--- START Material provided ---
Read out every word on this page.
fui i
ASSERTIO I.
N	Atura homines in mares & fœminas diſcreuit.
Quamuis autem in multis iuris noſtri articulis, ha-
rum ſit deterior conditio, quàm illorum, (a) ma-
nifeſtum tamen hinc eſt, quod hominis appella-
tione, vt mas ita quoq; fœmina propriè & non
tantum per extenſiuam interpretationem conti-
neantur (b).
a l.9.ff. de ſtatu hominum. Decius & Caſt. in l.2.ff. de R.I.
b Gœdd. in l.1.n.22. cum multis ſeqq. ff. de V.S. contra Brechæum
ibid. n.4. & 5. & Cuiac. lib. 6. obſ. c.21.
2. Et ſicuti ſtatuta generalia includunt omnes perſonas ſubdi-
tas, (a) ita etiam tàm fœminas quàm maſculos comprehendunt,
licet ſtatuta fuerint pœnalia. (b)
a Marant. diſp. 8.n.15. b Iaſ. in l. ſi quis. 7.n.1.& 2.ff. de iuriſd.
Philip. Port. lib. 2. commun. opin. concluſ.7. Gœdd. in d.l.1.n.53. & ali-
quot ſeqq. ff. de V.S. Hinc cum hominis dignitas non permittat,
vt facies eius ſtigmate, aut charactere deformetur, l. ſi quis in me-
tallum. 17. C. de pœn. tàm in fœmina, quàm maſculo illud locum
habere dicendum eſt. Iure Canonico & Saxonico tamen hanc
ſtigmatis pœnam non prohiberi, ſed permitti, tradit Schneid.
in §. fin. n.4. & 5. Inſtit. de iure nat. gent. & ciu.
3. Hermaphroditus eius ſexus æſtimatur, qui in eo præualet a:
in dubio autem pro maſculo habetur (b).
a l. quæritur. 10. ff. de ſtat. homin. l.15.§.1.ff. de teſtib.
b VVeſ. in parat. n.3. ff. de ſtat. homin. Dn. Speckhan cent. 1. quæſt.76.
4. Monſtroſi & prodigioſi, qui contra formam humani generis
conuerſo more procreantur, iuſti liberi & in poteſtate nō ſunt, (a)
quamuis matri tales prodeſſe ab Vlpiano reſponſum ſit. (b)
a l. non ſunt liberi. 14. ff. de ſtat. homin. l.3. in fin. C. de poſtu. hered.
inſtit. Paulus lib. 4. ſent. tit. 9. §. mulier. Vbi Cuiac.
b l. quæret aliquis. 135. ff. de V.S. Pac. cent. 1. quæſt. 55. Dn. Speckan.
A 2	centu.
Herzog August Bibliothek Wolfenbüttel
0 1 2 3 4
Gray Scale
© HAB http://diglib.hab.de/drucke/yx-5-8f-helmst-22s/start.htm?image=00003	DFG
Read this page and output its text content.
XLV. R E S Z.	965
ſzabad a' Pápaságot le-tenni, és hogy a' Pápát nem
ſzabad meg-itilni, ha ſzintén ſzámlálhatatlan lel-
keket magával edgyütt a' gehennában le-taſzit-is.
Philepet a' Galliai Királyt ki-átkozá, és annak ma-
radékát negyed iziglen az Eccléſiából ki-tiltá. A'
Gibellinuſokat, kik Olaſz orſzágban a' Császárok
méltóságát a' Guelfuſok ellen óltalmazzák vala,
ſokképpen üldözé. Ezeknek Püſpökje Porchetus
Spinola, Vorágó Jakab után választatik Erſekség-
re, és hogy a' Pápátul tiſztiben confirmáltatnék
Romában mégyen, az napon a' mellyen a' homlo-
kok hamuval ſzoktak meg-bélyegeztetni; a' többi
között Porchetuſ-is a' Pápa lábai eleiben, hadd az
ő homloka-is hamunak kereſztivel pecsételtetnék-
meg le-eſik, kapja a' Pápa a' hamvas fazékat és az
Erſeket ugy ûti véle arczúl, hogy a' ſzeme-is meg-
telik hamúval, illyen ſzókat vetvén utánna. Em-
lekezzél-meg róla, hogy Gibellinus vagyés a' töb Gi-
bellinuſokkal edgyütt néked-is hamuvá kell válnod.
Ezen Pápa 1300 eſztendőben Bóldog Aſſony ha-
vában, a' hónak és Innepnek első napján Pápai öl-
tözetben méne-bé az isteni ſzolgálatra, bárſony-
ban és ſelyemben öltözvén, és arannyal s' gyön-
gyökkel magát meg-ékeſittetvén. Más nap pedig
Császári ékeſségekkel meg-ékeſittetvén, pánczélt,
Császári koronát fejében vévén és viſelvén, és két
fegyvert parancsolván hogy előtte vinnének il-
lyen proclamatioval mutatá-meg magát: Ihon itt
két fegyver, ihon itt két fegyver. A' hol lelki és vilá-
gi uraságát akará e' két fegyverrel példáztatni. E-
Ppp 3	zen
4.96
--- END Material provided ---
From the records above, please extract every line and repeat it exactly.

Read out every word on this page.
fui i
ASSERTIO I.
N	Atura homines in mares & fœminas diſcreuit.
Quamuis autem in multis iuris noſtri articulis, ha-
rum ſit deterior conditio, quàm illorum, (a) ma-
nifeſtum tamen hinc eſt, quod hominis appella-
tione, vt mas ita quoq; fœmina propriè & non
tantum per extenſiuam interpretationem conti-
neantur (b).
a l.9.ff. de ſtatu hominum. Decius & Caſt. in l.2.ff. de R.I.
b Gœdd. in l.1.n.22. cum multis ſeqq. ff. de V.S. contra Brechæum
ibid. n.4. & 5. & Cuiac. lib. 6. obſ. c.21.
2. Et ſicuti ſtatuta generalia includunt omnes perſonas ſubdi-
tas, (a) ita etiam tàm fœminas quàm maſculos comprehendunt,
licet ſtatuta fuerint pœnalia. (b)
a Marant. diſp. 8.n.15. b Iaſ. in l. ſi quis. 7.n.1.& 2.ff. de iuriſd.
Philip. Port. lib. 2. commun. opin. concluſ.7. Gœdd. in d.l.1.n.53. & ali-
quot ſeqq. ff. de V.S. Hinc cum hominis dignitas non permittat,
vt facies eius ſtigmate, aut charactere deformetur, l. ſi quis in me-
tallum. 17. C. de pœn. tàm in fœmina, quàm maſculo illud locum
habere dicendum eſt. Iure Canonico & Saxonico tamen hanc
ſtigmatis pœnam non prohiberi, ſed permitti, tradit Schneid.
in §. fin. n.4. & 5. Inſtit. de iure nat. gent. & ciu.
3. Hermaphroditus eius ſexus æſtimatur, qui in eo præualet a:
in dubio autem pro maſculo habetur (b).
a l. quæritur. 10. ff. de ſtat. homin. l.15.§.1.ff. de teſtib.
b VVeſ. in parat. n.3. ff. de ſtat. homin. Dn. Speckhan cent. 1. quæſt.76.
4. Monſtroſi & prodigioſi, qui contra formam humani generis
conuerſo more procreantur, iuſti liberi & in poteſtate nō ſunt, (a)
quamuis matri tales prodeſſe ab Vlpiano reſponſum ſit. (b)
a l. non ſunt liberi. 14. ff. de ſtat. homin. l.3. in fin. C. de poſtu. hered.
inſtit. Paulus lib. 4. ſent. tit. 9. §. mulier. Vbi Cuiac.
b l. quæret aliquis. 135. ff. de V.S. Pac. cent. 1. quæſt. 55. Dn. Speckan.
A 2	centu.
Herzog August Bibliothek Wolfenbüttel
0 1 2 3 4
Gray Scale
© HAB http://diglib.hab.de/drucke/yx-5-8f-helmst-22s/start.htm?image=00003	DFG
Read this page and output its text content.
XLV. R E S Z.	965
ſzabad a' Pápaságot le-tenni, és hogy a' Pápát nem
ſzabad meg-itilni, ha ſzintén ſzámlálhatatlan lel-
keket magával edgyütt a' gehennában le-taſzit-is.
Philepet a' Galliai Királyt ki-átkozá, és annak ma-
radékát negyed iziglen az Eccléſiából ki-tiltá. A'
Gibellinuſokat, kik Olaſz orſzágban a' Császárok
méltóságát a' Guelfuſok ellen óltalmazzák vala,
ſokképpen üldözé. Ezeknek Püſpökje Porchetus
Spinola, Vorágó Jakab után választatik Erſekség-
re, és hogy a' Pápátul tiſztiben confirmáltatnék
Romában mégyen, az napon a' mellyen a' homlo-
kok hamuval ſzoktak meg-bélyegeztetni; a' többi
között Porchetuſ-is a' Pápa lábai eleiben, hadd az
ő homloka-is hamunak kereſztivel pecsételtetnék-
meg le-eſik, kapja a' Pápa a' hamvas fazékat és az
Erſeket ugy ûti véle arczúl, hogy a' ſzeme-is meg-
telik hamúval, illyen ſzókat vetvén utánna. Em-
lekezzél-meg róla, hogy Gibellinus vagyés a' töb Gi-
bellinuſokkal edgyütt néked-is hamuvá kell válnod.
Ezen Pápa 1300 eſztendőben Bóldog Aſſony ha-
vában, a' hónak és Innepnek első napján Pápai öl-
tözetben méne-bé az isteni ſzolgálatra, bárſony-
ban és ſelyemben öltözvén, és arannyal s' gyön-
gyökkel magát meg-ékeſittetvén. Más nap pedig
Császári ékeſségekkel meg-ékeſittetvén, pánczélt,
Császári koronát fejében vévén és viſelvén, és két
fegyvert parancsolván hogy előtte vinnének il-
lyen proclamatioval mutatá-meg magát: Ihon itt
két fegyver, ihon itt két fegyver. A' hol lelki és vilá-
gi uraságát akará e' két fegyverrel példáztatni. E-
Ppp 3	zen
4.96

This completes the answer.